§ **Given exercise**
Count every line where "marker" occurs. Give the total alone.

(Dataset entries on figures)
--- begin ---

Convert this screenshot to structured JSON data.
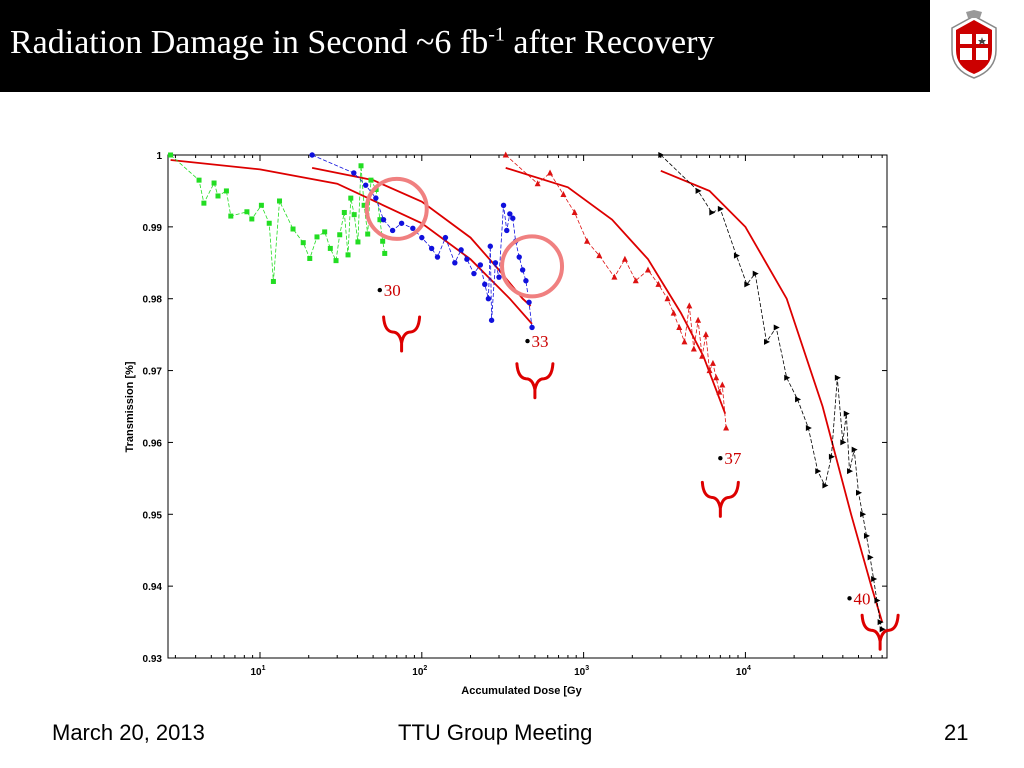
{
  "slide": {
    "title_main": "Radiation Damage in Second ~6 fb",
    "title_sup": "-1",
    "title_end": " after Recovery",
    "footer_date": "March 20, 2013",
    "footer_meeting": "TTU Group Meeting",
    "footer_page": "21"
  },
  "colors": {
    "title_bg": "#000000",
    "fit_curve": "#dd0000",
    "circle": "#f08080",
    "brace": "#dd0000"
  },
  "chart_data": {
    "type": "scatter",
    "xscale": "log",
    "xlim": [
      2.7,
      75000
    ],
    "ylim": [
      0.93,
      1.0
    ],
    "xlabel": "Accumulated Dose [Gy",
    "ylabel": "Transmission [%]",
    "xtick_labels": [
      {
        "base": "10",
        "exp": "1",
        "value": 10
      },
      {
        "base": "10",
        "exp": "2",
        "value": 100
      },
      {
        "base": "10",
        "exp": "3",
        "value": 1000
      },
      {
        "base": "10",
        "exp": "4",
        "value": 10000
      }
    ],
    "ytick_labels": [
      "0.93",
      "0.94",
      "0.95",
      "0.96",
      "0.97",
      "0.98",
      "0.99",
      "1"
    ],
    "yticks": [
      0.93,
      0.94,
      0.95,
      0.96,
      0.97,
      0.98,
      0.99,
      1.0
    ],
    "series": [
      {
        "color": "#22dd22",
        "marker": "square",
        "points": [
          [
            2.8,
            1.0
          ],
          [
            4.2,
            0.9965
          ],
          [
            4.5,
            0.9933
          ],
          [
            5.2,
            0.9961
          ],
          [
            5.5,
            0.9943
          ],
          [
            6.2,
            0.995
          ],
          [
            6.6,
            0.9915
          ],
          [
            8.3,
            0.9921
          ],
          [
            8.9,
            0.9911
          ],
          [
            10.2,
            0.993
          ],
          [
            11.4,
            0.9905
          ],
          [
            12.1,
            0.9824
          ],
          [
            13.2,
            0.9936
          ],
          [
            16.0,
            0.9897
          ],
          [
            18.5,
            0.9878
          ],
          [
            20.3,
            0.9856
          ],
          [
            22.5,
            0.9886
          ],
          [
            25.1,
            0.9893
          ],
          [
            27.2,
            0.987
          ],
          [
            29.5,
            0.9853
          ],
          [
            31.1,
            0.9889
          ],
          [
            33.2,
            0.992
          ],
          [
            35.0,
            0.9861
          ],
          [
            36.4,
            0.994
          ],
          [
            38.2,
            0.9917
          ],
          [
            40.3,
            0.9879
          ],
          [
            42.1,
            0.9985
          ],
          [
            44.0,
            0.993
          ],
          [
            46.3,
            0.989
          ],
          [
            48.5,
            0.9965
          ],
          [
            52.2,
            0.9952
          ],
          [
            55.1,
            0.991
          ],
          [
            57.3,
            0.988
          ],
          [
            59.0,
            0.9863
          ]
        ]
      },
      {
        "color": "#1010dd",
        "marker": "circle",
        "points": [
          [
            21,
            1.0
          ],
          [
            38,
            0.9975
          ],
          [
            45,
            0.9958
          ],
          [
            52,
            0.994
          ],
          [
            58,
            0.991
          ],
          [
            66,
            0.9895
          ],
          [
            75,
            0.9905
          ],
          [
            88,
            0.9898
          ],
          [
            100,
            0.9885
          ],
          [
            115,
            0.987
          ],
          [
            125,
            0.9858
          ],
          [
            140,
            0.9885
          ],
          [
            160,
            0.985
          ],
          [
            175,
            0.9868
          ],
          [
            190,
            0.9855
          ],
          [
            210,
            0.9835
          ],
          [
            230,
            0.9847
          ],
          [
            245,
            0.982
          ],
          [
            258,
            0.98
          ],
          [
            265,
            0.9873
          ],
          [
            270,
            0.977
          ],
          [
            285,
            0.985
          ],
          [
            300,
            0.983
          ],
          [
            320,
            0.993
          ],
          [
            335,
            0.9895
          ],
          [
            350,
            0.9918
          ],
          [
            365,
            0.9912
          ],
          [
            380,
            0.988
          ],
          [
            400,
            0.9858
          ],
          [
            420,
            0.984
          ],
          [
            440,
            0.9825
          ],
          [
            460,
            0.9795
          ],
          [
            480,
            0.976
          ]
        ]
      },
      {
        "color": "#dd1111",
        "marker": "triangle-up",
        "points": [
          [
            330,
            1.0
          ],
          [
            520,
            0.996
          ],
          [
            620,
            0.9975
          ],
          [
            750,
            0.9945
          ],
          [
            880,
            0.992
          ],
          [
            1050,
            0.988
          ],
          [
            1250,
            0.986
          ],
          [
            1550,
            0.983
          ],
          [
            1800,
            0.9855
          ],
          [
            2100,
            0.9825
          ],
          [
            2500,
            0.984
          ],
          [
            2900,
            0.982
          ],
          [
            3300,
            0.98
          ],
          [
            3600,
            0.978
          ],
          [
            3900,
            0.976
          ],
          [
            4200,
            0.974
          ],
          [
            4500,
            0.979
          ],
          [
            4800,
            0.973
          ],
          [
            5100,
            0.977
          ],
          [
            5400,
            0.972
          ],
          [
            5700,
            0.975
          ],
          [
            6000,
            0.97
          ],
          [
            6300,
            0.971
          ],
          [
            6600,
            0.969
          ],
          [
            6900,
            0.967
          ],
          [
            7200,
            0.968
          ],
          [
            7600,
            0.962
          ]
        ]
      },
      {
        "color": "#000000",
        "marker": "triangle-right",
        "points": [
          [
            3000,
            1.0
          ],
          [
            5100,
            0.995
          ],
          [
            6200,
            0.992
          ],
          [
            7000,
            0.9925
          ],
          [
            8800,
            0.986
          ],
          [
            10200,
            0.982
          ],
          [
            11500,
            0.9835
          ],
          [
            13500,
            0.974
          ],
          [
            15500,
            0.976
          ],
          [
            18000,
            0.969
          ],
          [
            21000,
            0.966
          ],
          [
            24500,
            0.962
          ],
          [
            28000,
            0.956
          ],
          [
            31000,
            0.954
          ],
          [
            34000,
            0.958
          ],
          [
            37000,
            0.969
          ],
          [
            40000,
            0.96
          ],
          [
            42000,
            0.964
          ],
          [
            44000,
            0.956
          ],
          [
            47000,
            0.959
          ],
          [
            50000,
            0.953
          ],
          [
            53000,
            0.95
          ],
          [
            56000,
            0.947
          ],
          [
            59000,
            0.944
          ],
          [
            62000,
            0.941
          ],
          [
            65000,
            0.938
          ],
          [
            68000,
            0.935
          ],
          [
            70000,
            0.934
          ]
        ]
      }
    ],
    "fits": [
      [
        [
          2.8,
          0.9993
        ],
        [
          10,
          0.998
        ],
        [
          30,
          0.996
        ],
        [
          100,
          0.9905
        ],
        [
          200,
          0.9855
        ],
        [
          350,
          0.98
        ],
        [
          480,
          0.9765
        ]
      ],
      [
        [
          21,
          0.9982
        ],
        [
          50,
          0.9965
        ],
        [
          100,
          0.9935
        ],
        [
          200,
          0.9885
        ],
        [
          300,
          0.984
        ],
        [
          420,
          0.98
        ],
        [
          470,
          0.979
        ]
      ],
      [
        [
          330,
          0.9982
        ],
        [
          800,
          0.9955
        ],
        [
          1500,
          0.991
        ],
        [
          2500,
          0.9855
        ],
        [
          4000,
          0.978
        ],
        [
          5500,
          0.972
        ],
        [
          7500,
          0.964
        ]
      ],
      [
        [
          3000,
          0.9978
        ],
        [
          6000,
          0.995
        ],
        [
          10000,
          0.99
        ],
        [
          18000,
          0.98
        ],
        [
          30000,
          0.965
        ],
        [
          45000,
          0.95
        ],
        [
          60000,
          0.94
        ],
        [
          70000,
          0.935
        ]
      ]
    ],
    "annotations": [
      {
        "text": "30",
        "x": 55,
        "y": 0.9812
      },
      {
        "text": "33",
        "x": 450,
        "y": 0.9741
      },
      {
        "text": "37",
        "x": 7000,
        "y": 0.9578
      },
      {
        "text": "40",
        "x": 44000,
        "y": 0.9383
      }
    ],
    "circles": [
      [
        70,
        0.9925
      ],
      [
        480,
        0.9845
      ]
    ],
    "braces": [
      [
        75,
        0.9755
      ],
      [
        500,
        0.969
      ],
      [
        7000,
        0.9525
      ],
      [
        68000,
        0.934
      ]
    ]
  }
}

--- end ---

§ **Completed task**
4